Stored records
[start]

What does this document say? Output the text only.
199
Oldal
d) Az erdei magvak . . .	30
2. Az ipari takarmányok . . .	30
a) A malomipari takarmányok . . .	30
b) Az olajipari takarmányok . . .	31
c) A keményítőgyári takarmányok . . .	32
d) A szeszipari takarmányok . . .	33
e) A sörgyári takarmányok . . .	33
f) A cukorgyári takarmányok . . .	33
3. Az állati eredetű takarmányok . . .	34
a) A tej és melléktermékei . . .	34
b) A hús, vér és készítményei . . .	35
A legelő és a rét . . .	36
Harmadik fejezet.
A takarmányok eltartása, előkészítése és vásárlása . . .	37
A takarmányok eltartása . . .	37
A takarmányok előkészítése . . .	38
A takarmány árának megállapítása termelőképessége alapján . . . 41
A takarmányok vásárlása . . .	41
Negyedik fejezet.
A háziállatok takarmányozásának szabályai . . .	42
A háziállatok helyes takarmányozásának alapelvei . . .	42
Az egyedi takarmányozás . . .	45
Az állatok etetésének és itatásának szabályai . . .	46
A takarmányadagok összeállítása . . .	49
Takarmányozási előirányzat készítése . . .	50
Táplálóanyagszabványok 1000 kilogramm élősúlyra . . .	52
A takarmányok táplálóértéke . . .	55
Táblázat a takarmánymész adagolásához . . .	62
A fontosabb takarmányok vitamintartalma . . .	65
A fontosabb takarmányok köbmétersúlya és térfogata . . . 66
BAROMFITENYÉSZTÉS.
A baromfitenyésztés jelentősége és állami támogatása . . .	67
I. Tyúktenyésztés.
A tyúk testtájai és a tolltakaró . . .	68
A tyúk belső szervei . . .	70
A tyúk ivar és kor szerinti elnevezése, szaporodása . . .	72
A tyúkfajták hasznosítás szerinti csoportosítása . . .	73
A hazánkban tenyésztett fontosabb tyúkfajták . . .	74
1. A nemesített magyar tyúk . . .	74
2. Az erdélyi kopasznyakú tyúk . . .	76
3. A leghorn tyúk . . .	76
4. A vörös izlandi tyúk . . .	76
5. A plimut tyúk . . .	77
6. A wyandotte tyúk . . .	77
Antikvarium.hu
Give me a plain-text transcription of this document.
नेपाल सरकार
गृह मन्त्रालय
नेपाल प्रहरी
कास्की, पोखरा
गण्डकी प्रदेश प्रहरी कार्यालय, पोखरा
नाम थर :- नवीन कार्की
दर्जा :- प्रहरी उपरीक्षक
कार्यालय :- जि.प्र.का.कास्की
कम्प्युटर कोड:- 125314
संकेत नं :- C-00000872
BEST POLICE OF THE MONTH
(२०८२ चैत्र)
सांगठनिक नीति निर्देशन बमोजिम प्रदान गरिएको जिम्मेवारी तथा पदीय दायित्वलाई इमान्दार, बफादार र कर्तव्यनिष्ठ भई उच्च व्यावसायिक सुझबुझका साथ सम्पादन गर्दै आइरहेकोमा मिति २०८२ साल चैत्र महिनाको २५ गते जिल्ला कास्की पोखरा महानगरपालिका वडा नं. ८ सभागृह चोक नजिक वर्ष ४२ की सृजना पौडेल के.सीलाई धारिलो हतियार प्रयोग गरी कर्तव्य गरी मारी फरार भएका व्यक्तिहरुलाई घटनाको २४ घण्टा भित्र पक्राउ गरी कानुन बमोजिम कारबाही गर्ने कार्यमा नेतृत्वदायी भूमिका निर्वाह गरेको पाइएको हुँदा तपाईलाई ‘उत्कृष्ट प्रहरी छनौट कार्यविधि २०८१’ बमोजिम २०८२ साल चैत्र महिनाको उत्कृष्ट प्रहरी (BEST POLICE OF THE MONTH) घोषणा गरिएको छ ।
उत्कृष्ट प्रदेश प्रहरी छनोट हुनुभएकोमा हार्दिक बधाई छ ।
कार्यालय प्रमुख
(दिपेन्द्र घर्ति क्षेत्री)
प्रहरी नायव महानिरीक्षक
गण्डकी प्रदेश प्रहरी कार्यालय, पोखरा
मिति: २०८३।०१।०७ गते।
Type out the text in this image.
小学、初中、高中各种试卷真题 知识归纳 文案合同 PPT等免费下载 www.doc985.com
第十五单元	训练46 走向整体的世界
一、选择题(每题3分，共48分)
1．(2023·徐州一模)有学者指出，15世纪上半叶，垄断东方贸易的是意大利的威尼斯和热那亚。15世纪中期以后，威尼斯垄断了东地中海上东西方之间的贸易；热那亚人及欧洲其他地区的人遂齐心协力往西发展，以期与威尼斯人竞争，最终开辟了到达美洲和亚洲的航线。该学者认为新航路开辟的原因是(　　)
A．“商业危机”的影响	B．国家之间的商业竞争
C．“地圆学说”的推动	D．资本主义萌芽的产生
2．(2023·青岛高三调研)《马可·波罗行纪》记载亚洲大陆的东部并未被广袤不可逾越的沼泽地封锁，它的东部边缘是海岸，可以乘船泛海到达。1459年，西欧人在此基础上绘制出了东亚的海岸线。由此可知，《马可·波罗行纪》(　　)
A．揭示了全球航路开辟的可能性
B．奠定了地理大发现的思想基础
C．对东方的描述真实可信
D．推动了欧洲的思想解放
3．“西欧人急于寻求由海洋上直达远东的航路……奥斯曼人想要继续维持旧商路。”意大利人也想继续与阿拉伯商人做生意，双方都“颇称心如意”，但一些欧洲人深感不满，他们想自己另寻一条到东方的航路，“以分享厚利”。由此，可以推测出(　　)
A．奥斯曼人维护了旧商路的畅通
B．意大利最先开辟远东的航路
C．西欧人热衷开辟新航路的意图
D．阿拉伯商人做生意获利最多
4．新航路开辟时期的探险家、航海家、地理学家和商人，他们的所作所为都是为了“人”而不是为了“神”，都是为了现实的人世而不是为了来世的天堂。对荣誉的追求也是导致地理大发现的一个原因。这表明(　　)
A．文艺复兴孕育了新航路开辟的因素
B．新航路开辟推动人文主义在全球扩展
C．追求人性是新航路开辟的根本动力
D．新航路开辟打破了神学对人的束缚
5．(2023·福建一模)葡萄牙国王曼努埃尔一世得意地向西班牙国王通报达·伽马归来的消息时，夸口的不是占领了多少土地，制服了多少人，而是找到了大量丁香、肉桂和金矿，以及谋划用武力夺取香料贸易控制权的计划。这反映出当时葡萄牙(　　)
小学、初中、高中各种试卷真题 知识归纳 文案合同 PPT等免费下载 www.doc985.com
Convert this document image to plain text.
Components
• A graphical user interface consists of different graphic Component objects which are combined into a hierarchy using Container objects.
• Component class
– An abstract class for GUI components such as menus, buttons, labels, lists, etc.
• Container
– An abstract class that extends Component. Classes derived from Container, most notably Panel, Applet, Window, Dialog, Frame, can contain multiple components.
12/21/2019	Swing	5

[end]

Copy out each record from above, exactly.

**EXERCISE OUTPUT:**
What does this document say? Output the text only.
199
Oldal
d) Az erdei magvak . . .	30
2. Az ipari takarmányok . . .	30
a) A malomipari takarmányok . . .	30
b) Az olajipari takarmányok . . .	31
c) A keményítőgyári takarmányok . . .	32
d) A szeszipari takarmányok . . .	33
e) A sörgyári takarmányok . . .	33
f) A cukorgyári takarmányok . . .	33
3. Az állati eredetű takarmányok . . .	34
a) A tej és melléktermékei . . .	34
b) A hús, vér és készítményei . . .	35
A legelő és a rét . . .	36
Harmadik fejezet.
A takarmányok eltartása, előkészítése és vásárlása . . .	37
A takarmányok eltartása . . .	37
A takarmányok előkészítése . . .	38
A takarmány árának megállapítása termelőképessége alapján . . . 41
A takarmányok vásárlása . . .	41
Negyedik fejezet.
A háziállatok takarmányozásának szabályai . . .	42
A háziállatok helyes takarmányozásának alapelvei . . .	42
Az egyedi takarmányozás . . .	45
Az állatok etetésének és itatásának szabályai . . .	46
A takarmányadagok összeállítása . . .	49
Takarmányozási előirányzat készítése . . .	50
Táplálóanyagszabványok 1000 kilogramm élősúlyra . . .	52
A takarmányok táplálóértéke . . .	55
Táblázat a takarmánymész adagolásához . . .	62
A fontosabb takarmányok vitamintartalma . . .	65
A fontosabb takarmányok köbmétersúlya és térfogata . . . 66
BAROMFITENYÉSZTÉS.
A baromfitenyésztés jelentősége és állami támogatása . . .	67
I. Tyúktenyésztés.
A tyúk testtájai és a tolltakaró . . .	68
A tyúk belső szervei . . .	70
A tyúk ivar és kor szerinti elnevezése, szaporodása . . .	72
A tyúkfajták hasznosítás szerinti csoportosítása . . .	73
A hazánkban tenyésztett fontosabb tyúkfajták . . .	74
1. A nemesített magyar tyúk . . .	74
2. Az erdélyi kopasznyakú tyúk . . .	76
3. A leghorn tyúk . . .	76
4. A vörös izlandi tyúk . . .	76
5. A plimut tyúk . . .	77
6. A wyandotte tyúk . . .	77
Antikvarium.hu
Give me a plain-text transcription of this document.
नेपाल सरकार
गृह मन्त्रालय
नेपाल प्रहरी
कास्की, पोखरा
गण्डकी प्रदेश प्रहरी कार्यालय, पोखरा
नाम थर :- नवीन कार्की
दर्जा :- प्रहरी उपरीक्षक
कार्यालय :- जि.प्र.का.कास्की
कम्प्युटर कोड:- 125314
संकेत नं :- C-00000872
BEST POLICE OF THE MONTH
(२०८२ चैत्र)
सांगठनिक नीति निर्देशन बमोजिम प्रदान गरिएको जिम्मेवारी तथा पदीय दायित्वलाई इमान्दार, बफादार र कर्तव्यनिष्ठ भई उच्च व्यावसायिक सुझबुझका साथ सम्पादन गर्दै आइरहेकोमा मिति २०८२ साल चैत्र महिनाको २५ गते जिल्ला कास्की पोखरा महानगरपालिका वडा नं. ८ सभागृह चोक नजिक वर्ष ४२ की सृजना पौडेल के.सीलाई धारिलो हतियार प्रयोग गरी कर्तव्य गरी मारी फरार भएका व्यक्तिहरुलाई घटनाको २४ घण्टा भित्र पक्राउ गरी कानुन बमोजिम कारबाही गर्ने कार्यमा नेतृत्वदायी भूमिका निर्वाह गरेको पाइएको हुँदा तपाईलाई ‘उत्कृष्ट प्रहरी छनौट कार्यविधि २०८१’ बमोजिम २०८२ साल चैत्र महिनाको उत्कृष्ट प्रहरी (BEST POLICE OF THE MONTH) घोषणा गरिएको छ ।
उत्कृष्ट प्रदेश प्रहरी छनोट हुनुभएकोमा हार्दिक बधाई छ ।
कार्यालय प्रमुख
(दिपेन्द्र घर्ति क्षेत्री)
प्रहरी नायव महानिरीक्षक
गण्डकी प्रदेश प्रहरी कार्यालय, पोखरा
मिति: २०८३।०१।०७ गते।
Type out the text in this image.
小学、初中、高中各种试卷真题 知识归纳 文案合同 PPT等免费下载 www.doc985.com
第十五单元	训练46 走向整体的世界
一、选择题(每题3分，共48分)
1．(2023·徐州一模)有学者指出，15世纪上半叶，垄断东方贸易的是意大利的威尼斯和热那亚。15世纪中期以后，威尼斯垄断了东地中海上东西方之间的贸易；热那亚人及欧洲其他地区的人遂齐心协力往西发展，以期与威尼斯人竞争，最终开辟了到达美洲和亚洲的航线。该学者认为新航路开辟的原因是(　　)
A．“商业危机”的影响	B．国家之间的商业竞争
C．“地圆学说”的推动	D．资本主义萌芽的产生
2．(2023·青岛高三调研)《马可·波罗行纪》记载亚洲大陆的东部并未被广袤不可逾越的沼泽地封锁，它的东部边缘是海岸，可以乘船泛海到达。1459年，西欧人在此基础上绘制出了东亚的海岸线。由此可知，《马可·波罗行纪》(　　)
A．揭示了全球航路开辟的可能性
B．奠定了地理大发现的思想基础
C．对东方的描述真实可信
D．推动了欧洲的思想解放
3．“西欧人急于寻求由海洋上直达远东的航路……奥斯曼人想要继续维持旧商路。”意大利人也想继续与阿拉伯商人做生意，双方都“颇称心如意”，但一些欧洲人深感不满，他们想自己另寻一条到东方的航路，“以分享厚利”。由此，可以推测出(　　)
A．奥斯曼人维护了旧商路的畅通
B．意大利最先开辟远东的航路
C．西欧人热衷开辟新航路的意图
D．阿拉伯商人做生意获利最多
4．新航路开辟时期的探险家、航海家、地理学家和商人，他们的所作所为都是为了“人”而不是为了“神”，都是为了现实的人世而不是为了来世的天堂。对荣誉的追求也是导致地理大发现的一个原因。这表明(　　)
A．文艺复兴孕育了新航路开辟的因素
B．新航路开辟推动人文主义在全球扩展
C．追求人性是新航路开辟的根本动力
D．新航路开辟打破了神学对人的束缚
5．(2023·福建一模)葡萄牙国王曼努埃尔一世得意地向西班牙国王通报达·伽马归来的消息时，夸口的不是占领了多少土地，制服了多少人，而是找到了大量丁香、肉桂和金矿，以及谋划用武力夺取香料贸易控制权的计划。这反映出当时葡萄牙(　　)
小学、初中、高中各种试卷真题 知识归纳 文案合同 PPT等免费下载 www.doc985.com
Convert this document image to plain text.
Components
• A graphical user interface consists of different graphic Component objects which are combined into a hierarchy using Container objects.
• Component class
– An abstract class for GUI components such as menus, buttons, labels, lists, etc.
• Container
– An abstract class that extends Component. Classes derived from Container, most notably Panel, Applet, Window, Dialog, Frame, can contain multiple components.
12/21/2019	Swing	5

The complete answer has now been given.